Each entry must appear again exactly as it does in the source.

··········

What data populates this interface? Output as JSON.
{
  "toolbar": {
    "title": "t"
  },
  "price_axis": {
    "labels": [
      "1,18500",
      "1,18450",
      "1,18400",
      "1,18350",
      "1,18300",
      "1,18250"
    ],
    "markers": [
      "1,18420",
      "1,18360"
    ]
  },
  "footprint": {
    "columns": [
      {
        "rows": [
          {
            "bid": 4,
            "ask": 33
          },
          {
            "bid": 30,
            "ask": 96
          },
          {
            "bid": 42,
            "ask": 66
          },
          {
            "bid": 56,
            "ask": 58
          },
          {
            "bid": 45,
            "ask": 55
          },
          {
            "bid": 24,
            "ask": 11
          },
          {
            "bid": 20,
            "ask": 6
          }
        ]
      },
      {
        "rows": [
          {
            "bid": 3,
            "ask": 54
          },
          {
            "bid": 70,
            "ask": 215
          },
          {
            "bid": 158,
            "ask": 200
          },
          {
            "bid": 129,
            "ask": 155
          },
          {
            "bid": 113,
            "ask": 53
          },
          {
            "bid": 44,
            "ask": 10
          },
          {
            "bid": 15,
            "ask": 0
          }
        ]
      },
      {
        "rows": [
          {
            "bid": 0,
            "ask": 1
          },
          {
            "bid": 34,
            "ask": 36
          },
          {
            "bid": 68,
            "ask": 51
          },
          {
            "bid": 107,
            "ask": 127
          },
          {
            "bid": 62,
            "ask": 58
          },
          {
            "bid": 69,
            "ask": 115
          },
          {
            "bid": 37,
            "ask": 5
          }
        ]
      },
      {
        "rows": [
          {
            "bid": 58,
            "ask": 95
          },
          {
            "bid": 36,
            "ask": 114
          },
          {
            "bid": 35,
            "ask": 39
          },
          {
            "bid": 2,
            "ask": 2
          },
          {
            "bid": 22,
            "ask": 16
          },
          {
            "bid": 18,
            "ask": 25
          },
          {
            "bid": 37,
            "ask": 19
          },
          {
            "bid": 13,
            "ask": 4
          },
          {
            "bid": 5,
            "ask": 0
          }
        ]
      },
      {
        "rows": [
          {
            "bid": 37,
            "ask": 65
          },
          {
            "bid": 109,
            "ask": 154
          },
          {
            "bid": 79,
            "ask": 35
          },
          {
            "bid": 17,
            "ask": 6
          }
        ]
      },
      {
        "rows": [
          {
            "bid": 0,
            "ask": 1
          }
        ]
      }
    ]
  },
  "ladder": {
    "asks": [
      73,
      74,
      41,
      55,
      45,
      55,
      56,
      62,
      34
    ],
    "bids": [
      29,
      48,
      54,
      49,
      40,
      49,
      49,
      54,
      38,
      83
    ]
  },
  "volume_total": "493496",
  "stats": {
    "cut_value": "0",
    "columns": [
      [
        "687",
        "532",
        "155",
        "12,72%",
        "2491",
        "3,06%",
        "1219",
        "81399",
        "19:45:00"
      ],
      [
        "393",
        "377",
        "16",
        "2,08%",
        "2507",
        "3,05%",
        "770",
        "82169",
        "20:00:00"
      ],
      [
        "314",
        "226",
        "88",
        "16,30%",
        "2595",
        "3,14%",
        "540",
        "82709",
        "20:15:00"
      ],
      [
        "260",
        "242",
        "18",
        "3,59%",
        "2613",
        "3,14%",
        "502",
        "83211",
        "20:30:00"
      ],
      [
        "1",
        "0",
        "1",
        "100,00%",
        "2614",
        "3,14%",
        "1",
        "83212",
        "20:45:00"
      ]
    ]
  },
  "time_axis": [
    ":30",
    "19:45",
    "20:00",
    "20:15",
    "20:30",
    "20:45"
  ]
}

··········

Written answer -
What data populates this interface? Output as JSON.
{
  "toolbar": {
    "title": "t"
  },
  "price_axis": {
    "labels": [
      "1,18500",
      "1,18450",
      "1,18400",
      "1,18350",
      "1,18300",
      "1,18250"
    ],
    "markers": [
      "1,18420",
      "1,18360"
    ]
  },
  "footprint": {
    "columns": [
      {
        "rows": [
          {
            "bid": 4,
            "ask": 33
          },
          {
            "bid": 30,
            "ask": 96
          },
          {
            "bid": 42,
            "ask": 66
          },
          {
            "bid": 56,
            "ask": 58
          },
          {
            "bid": 45,
            "ask": 55
          },
          {
            "bid": 24,
            "ask": 11
          },
          {
            "bid": 20,
            "ask": 6
          }
        ]
      },
      {
        "rows": [
          {
            "bid": 3,
            "ask": 54
          },
          {
            "bid": 70,
            "ask": 215
          },
          {
            "bid": 158,
            "ask": 200
          },
          {
            "bid": 129,
            "ask": 155
          },
          {
            "bid": 113,
            "ask": 53
          },
          {
            "bid": 44,
            "ask": 10
          },
          {
            "bid": 15,
            "ask": 0
          }
        ]
      },
      {
        "rows": [
          {
            "bid": 0,
            "ask": 1
          },
          {
            "bid": 34,
            "ask": 36
          },
          {
            "bid": 68,
            "ask": 51
          },
          {
            "bid": 107,
            "ask": 127
          },
          {
            "bid": 62,
            "ask": 58
          },
          {
            "bid": 69,
            "ask": 115
          },
          {
            "bid": 37,
            "ask": 5
          }
        ]
      },
      {
        "rows": [
          {
            "bid": 58,
            "ask": 95
          },
          {
            "bid": 36,
            "ask": 114
          },
          {
            "bid": 35,
            "ask": 39
          },
          {
            "bid": 2,
            "ask": 2
          },
          {
            "bid": 22,
            "ask": 16
          },
          {
            "bid": 18,
            "ask": 25
          },
          {
            "bid": 37,
            "ask": 19
          },
          {
            "bid": 13,
            "ask": 4
          },
          {
            "bid": 5,
            "ask": 0
          }
        ]
      },
      {
        "rows": [
          {
            "bid": 37,
            "ask": 65
          },
          {
            "bid": 109,
            "ask": 154
          },
          {
            "bid": 79,
            "ask": 35
          },
          {
            "bid": 17,
            "ask": 6
          }
        ]
      },
      {
        "rows": [
          {
            "bid": 0,
            "ask": 1
          }
        ]
      }
    ]
  },
  "ladder": {
    "asks": [
      73,
      74,
      41,
      55,
      45,
      55,
      56,
      62,
      34
    ],
    "bids": [
      29,
      48,
      54,
      49,
      40,
      49,
      49,
      54,
      38,
      83
    ]
  },
  "volume_total": "493496",
  "stats": {
    "cut_value": "0",
    "columns": [
      [
        "687",
        "532",
        "155",
        "12,72%",
        "2491",
        "3,06%",
        "1219",
        "81399",
        "19:45:00"
      ],
      [
        "393",
        "377",
        "16",
        "2,08%",
        "2507",
        "3,05%",
        "770",
        "82169",
        "20:00:00"
      ],
      [
        "314",
        "226",
        "88",
        "16,30%",
        "2595",
        "3,14%",
        "540",
        "82709",
        "20:15:00"
      ],
      [
        "260",
        "242",
        "18",
        "3,59%",
        "2613",
        "3,14%",
        "502",
        "83211",
        "20:30:00"
      ],
      [
        "1",
        "0",
        "1",
        "100,00%",
        "2614",
        "3,14%",
        "1",
        "83212",
        "20:45:00"
      ]
    ]
  },
  "time_axis": [
    ":30",
    "19:45",
    "20:00",
    "20:15",
    "20:30",
    "20:45"
  ]
}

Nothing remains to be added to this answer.